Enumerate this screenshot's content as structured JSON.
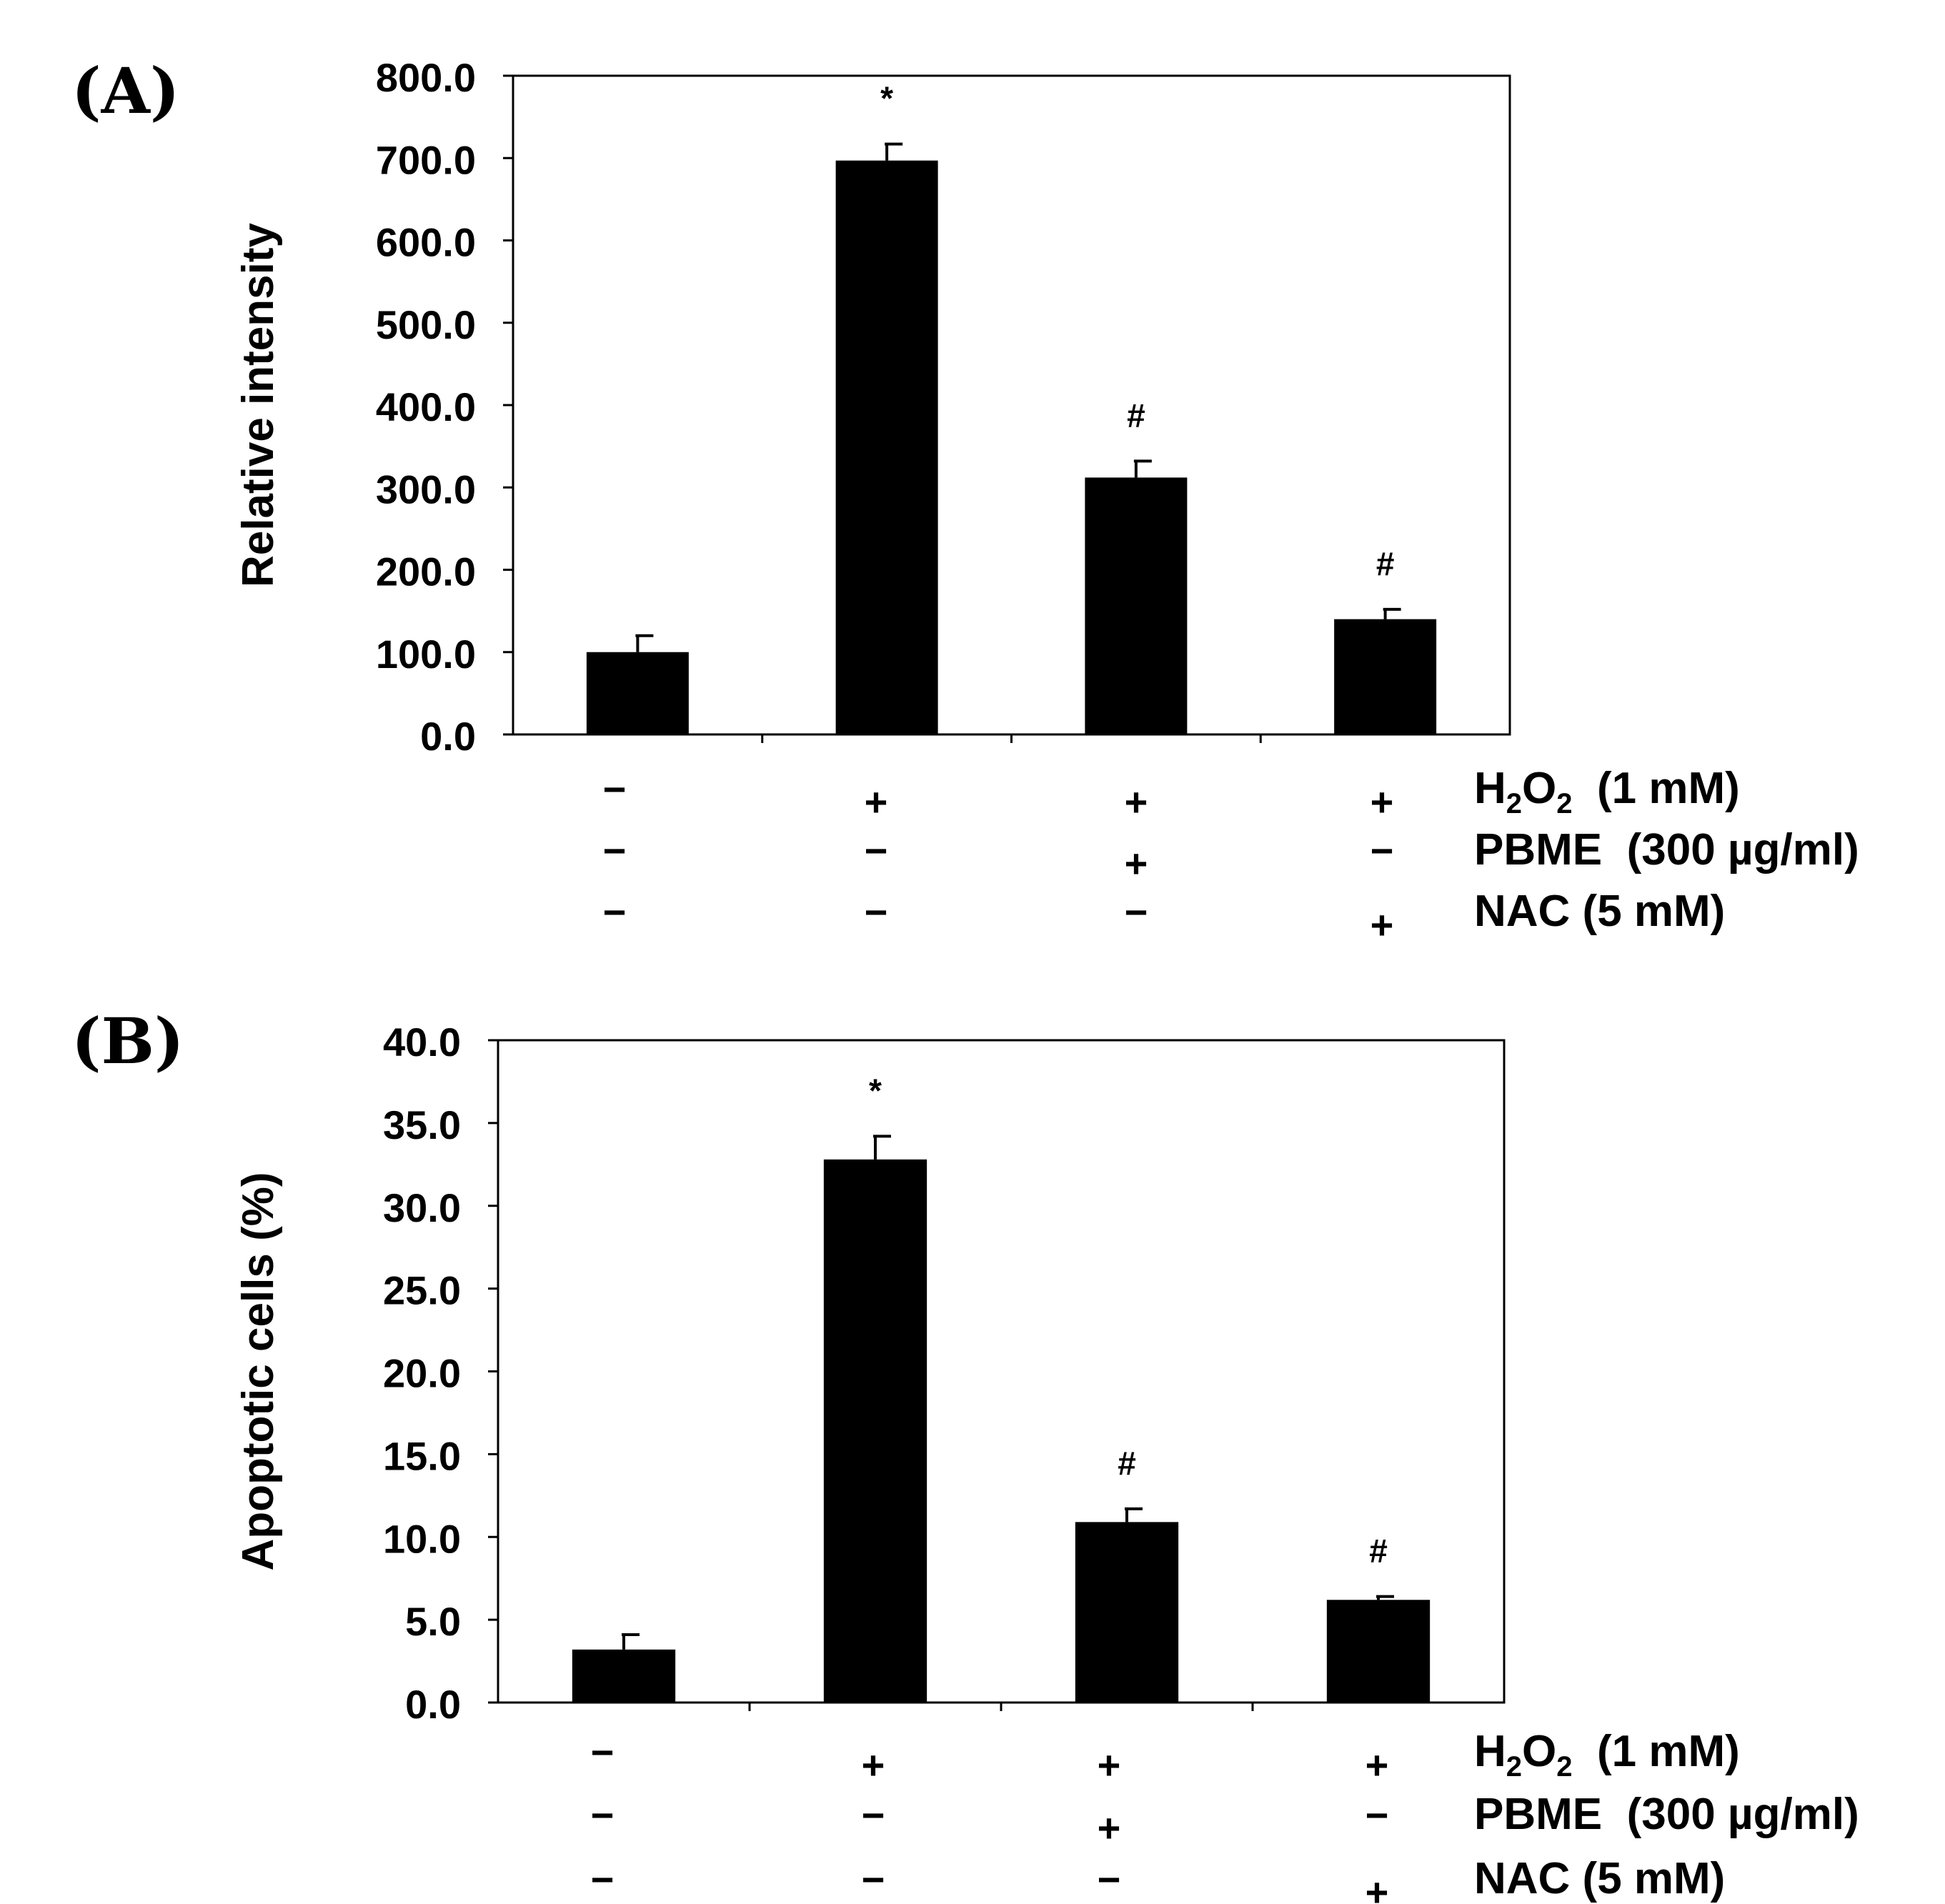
{
  "colors": {
    "bar": "#000000",
    "axis": "#000000",
    "background": "#ffffff"
  },
  "rows": [
    {
      "name": "H2O2",
      "label_base": "H",
      "label_sub1": "2",
      "label_mid": "O",
      "label_sub2": "2",
      "label_rest": "  (1 mM)",
      "marks": [
        "−",
        "+",
        "+",
        "+"
      ]
    },
    {
      "name": "PBME",
      "label": "PBME  (300 µg/ml)",
      "marks": [
        "−",
        "−",
        "+",
        "−"
      ]
    },
    {
      "name": "NAC",
      "label": "NAC (5 mM)",
      "marks": [
        "−",
        "−",
        "−",
        "+"
      ]
    }
  ],
  "chart_data": [
    {
      "panel": "(A)",
      "type": "bar",
      "ylabel": "Relative intensity",
      "xlabel": "",
      "ylim": [
        0,
        800
      ],
      "yticks": [
        0,
        100,
        200,
        300,
        400,
        500,
        600,
        700,
        800
      ],
      "ytick_labels": [
        "0.0",
        "100.0",
        "200.0",
        "300.0",
        "400.0",
        "500.0",
        "600.0",
        "700.0",
        "800.0"
      ],
      "categories": [
        "Control",
        "H2O2",
        "H2O2 + PBME",
        "H2O2 + NAC"
      ],
      "values": [
        100,
        697,
        312,
        140
      ],
      "errors": [
        20,
        20,
        20,
        12
      ],
      "annotations": [
        "",
        "*",
        "#",
        "#"
      ],
      "grid": false,
      "legend": "none"
    },
    {
      "panel": "(B)",
      "type": "bar",
      "ylabel": "Apoptotic cells (%)",
      "xlabel": "",
      "ylim": [
        0,
        40
      ],
      "yticks": [
        0,
        5,
        10,
        15,
        20,
        25,
        30,
        35,
        40
      ],
      "ytick_labels": [
        "0.0",
        "5.0",
        "10.0",
        "15.0",
        "20.0",
        "25.0",
        "30.0",
        "35.0",
        "40.0"
      ],
      "categories": [
        "Control",
        "H2O2",
        "H2O2 + PBME",
        "H2O2 + NAC"
      ],
      "values": [
        3.2,
        32.8,
        10.9,
        6.2
      ],
      "errors": [
        0.9,
        1.4,
        0.8,
        0.2
      ],
      "annotations": [
        "",
        "*",
        "#",
        "#"
      ],
      "grid": false,
      "legend": "none"
    }
  ]
}
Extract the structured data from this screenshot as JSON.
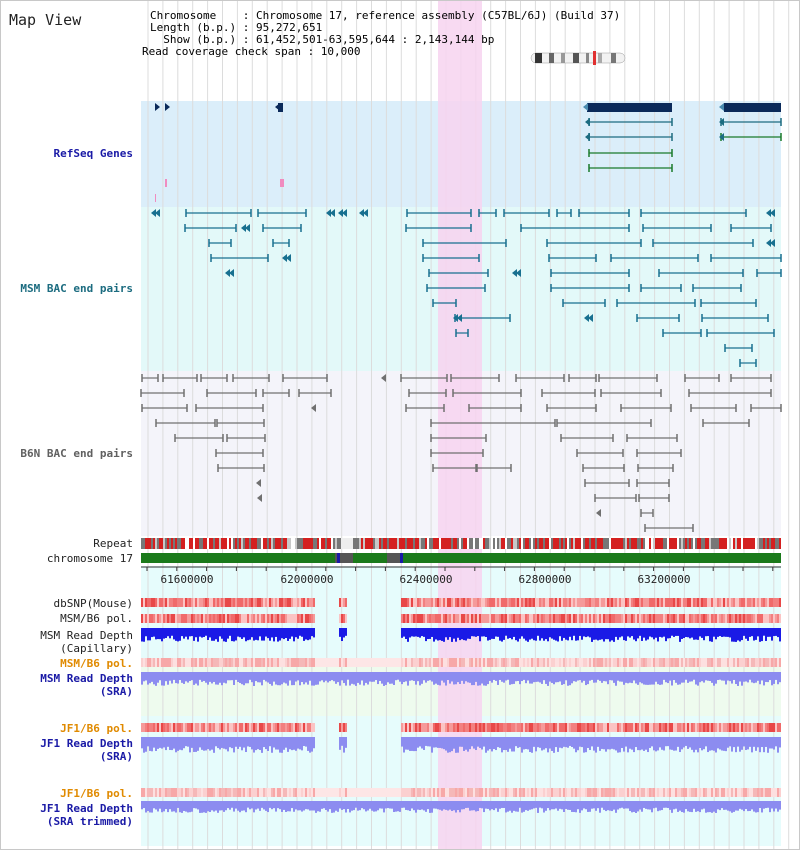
{
  "title": "Map View",
  "info": {
    "chromosome_line": "Chromosome    : Chromosome 17, reference assembly (C57BL/6J) (Build 37)",
    "length_line": "Length (b.p.) : 95,272,651",
    "show_line": "  Show (b.p.) : 61,452,501-63,595,644 : 2,143,144 bp",
    "span_line": "Read coverage check span : 10,000"
  },
  "tracks": {
    "refseq": "RefSeq Genes",
    "msm_bac": "MSM BAC end pairs",
    "b6n_bac": "B6N BAC end pairs",
    "repeat": "Repeat",
    "chromosome": "chromosome 17",
    "dbsnp": "dbSNP(Mouse)",
    "msm_b6_pol_1": "MSM/B6 pol.",
    "msm_depth_cap_1": "MSM Read Depth",
    "msm_depth_cap_2": "(Capillary)",
    "msm_b6_pol_2": "MSM/B6 pol.",
    "msm_depth_sra_1": "MSM Read Depth",
    "msm_depth_sra_2": "(SRA)",
    "jf1_b6_pol_1": "JF1/B6 pol.",
    "jf1_depth_sra_1": "JF1 Read Depth",
    "jf1_depth_sra_2": "(SRA)",
    "jf1_b6_pol_2": "JF1/B6 pol.",
    "jf1_trim_1": "JF1 Read Depth",
    "jf1_trim_2": "(SRA trimmed)"
  },
  "axis_ticks": [
    "61600000",
    "62000000",
    "62400000",
    "62800000",
    "63200000"
  ],
  "colors": {
    "refseq_bg": "#dbeefa",
    "msm_bg": "#e3f9f9",
    "b6n_bg": "#f4f4fa",
    "lower_bg": "#e6fcfc",
    "highlight": "#f7d4f0",
    "chromosome": "#1b7a1b",
    "refseq_feature": "#0b2a5a",
    "msm_feature": "#187090",
    "b6n_feature": "#707070",
    "depth_capillary": "#1a1ae6",
    "depth_sra": "#8c8cf0",
    "pol_red": "#f08080"
  }
}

== == ==

=== Problem requirements ===
Transcribe all the entries precisely. Do not include any picture.

=== Result for this task ===
Enumerate this screenshot's content as structured JSON.
{
  "colors": {
    "bar": "#000000",
    "axis": "#000000",
    "background": "#ffffff"
  },
  "rows": [
    {
      "name": "H2O2",
      "label_base": "H",
      "label_sub1": "2",
      "label_mid": "O",
      "label_sub2": "2",
      "label_rest": "  (1 mM)",
      "marks": [
        "−",
        "+",
        "+",
        "+"
      ]
    },
    {
      "name": "PBME",
      "label": "PBME  (300 µg/ml)",
      "marks": [
        "−",
        "−",
        "+",
        "−"
      ]
    },
    {
      "name": "NAC",
      "label": "NAC (5 mM)",
      "marks": [
        "−",
        "−",
        "−",
        "+"
      ]
    }
  ],
  "chart_data": [
    {
      "panel": "(A)",
      "type": "bar",
      "ylabel": "Relative intensity",
      "xlabel": "",
      "ylim": [
        0,
        800
      ],
      "yticks": [
        0,
        100,
        200,
        300,
        400,
        500,
        600,
        700,
        800
      ],
      "ytick_labels": [
        "0.0",
        "100.0",
        "200.0",
        "300.0",
        "400.0",
        "500.0",
        "600.0",
        "700.0",
        "800.0"
      ],
      "categories": [
        "Control",
        "H2O2",
        "H2O2 + PBME",
        "H2O2 + NAC"
      ],
      "values": [
        100,
        697,
        312,
        140
      ],
      "errors": [
        20,
        20,
        20,
        12
      ],
      "annotations": [
        "",
        "*",
        "#",
        "#"
      ],
      "grid": false,
      "legend": "none"
    },
    {
      "panel": "(B)",
      "type": "bar",
      "ylabel": "Apoptotic cells (%)",
      "xlabel": "",
      "ylim": [
        0,
        40
      ],
      "yticks": [
        0,
        5,
        10,
        15,
        20,
        25,
        30,
        35,
        40
      ],
      "ytick_labels": [
        "0.0",
        "5.0",
        "10.0",
        "15.0",
        "20.0",
        "25.0",
        "30.0",
        "35.0",
        "40.0"
      ],
      "categories": [
        "Control",
        "H2O2",
        "H2O2 + PBME",
        "H2O2 + NAC"
      ],
      "values": [
        3.2,
        32.8,
        10.9,
        6.2
      ],
      "errors": [
        0.9,
        1.4,
        0.8,
        0.2
      ],
      "annotations": [
        "",
        "*",
        "#",
        "#"
      ],
      "grid": false,
      "legend": "none"
    }
  ]
}
Extract the structured data from this screenshot as JSON.
{
  "title": "Map View",
  "info": {
    "chromosome_line": "Chromosome    : Chromosome 17, reference assembly (C57BL/6J) (Build 37)",
    "length_line": "Length (b.p.) : 95,272,651",
    "show_line": "  Show (b.p.) : 61,452,501-63,595,644 : 2,143,144 bp",
    "span_line": "Read coverage check span : 10,000"
  },
  "tracks": {
    "refseq": "RefSeq Genes",
    "msm_bac": "MSM BAC end pairs",
    "b6n_bac": "B6N BAC end pairs",
    "repeat": "Repeat",
    "chromosome": "chromosome 17",
    "dbsnp": "dbSNP(Mouse)",
    "msm_b6_pol_1": "MSM/B6 pol.",
    "msm_depth_cap_1": "MSM Read Depth",
    "msm_depth_cap_2": "(Capillary)",
    "msm_b6_pol_2": "MSM/B6 pol.",
    "msm_depth_sra_1": "MSM Read Depth",
    "msm_depth_sra_2": "(SRA)",
    "jf1_b6_pol_1": "JF1/B6 pol.",
    "jf1_depth_sra_1": "JF1 Read Depth",
    "jf1_depth_sra_2": "(SRA)",
    "jf1_b6_pol_2": "JF1/B6 pol.",
    "jf1_trim_1": "JF1 Read Depth",
    "jf1_trim_2": "(SRA trimmed)"
  },
  "axis_ticks": [
    "61600000",
    "62000000",
    "62400000",
    "62800000",
    "63200000"
  ],
  "colors": {
    "refseq_bg": "#dbeefa",
    "msm_bg": "#e3f9f9",
    "b6n_bg": "#f4f4fa",
    "lower_bg": "#e6fcfc",
    "highlight": "#f7d4f0",
    "chromosome": "#1b7a1b",
    "refseq_feature": "#0b2a5a",
    "msm_feature": "#187090",
    "b6n_feature": "#707070",
    "depth_capillary": "#1a1ae6",
    "depth_sra": "#8c8cf0",
    "pol_red": "#f08080"
  }
}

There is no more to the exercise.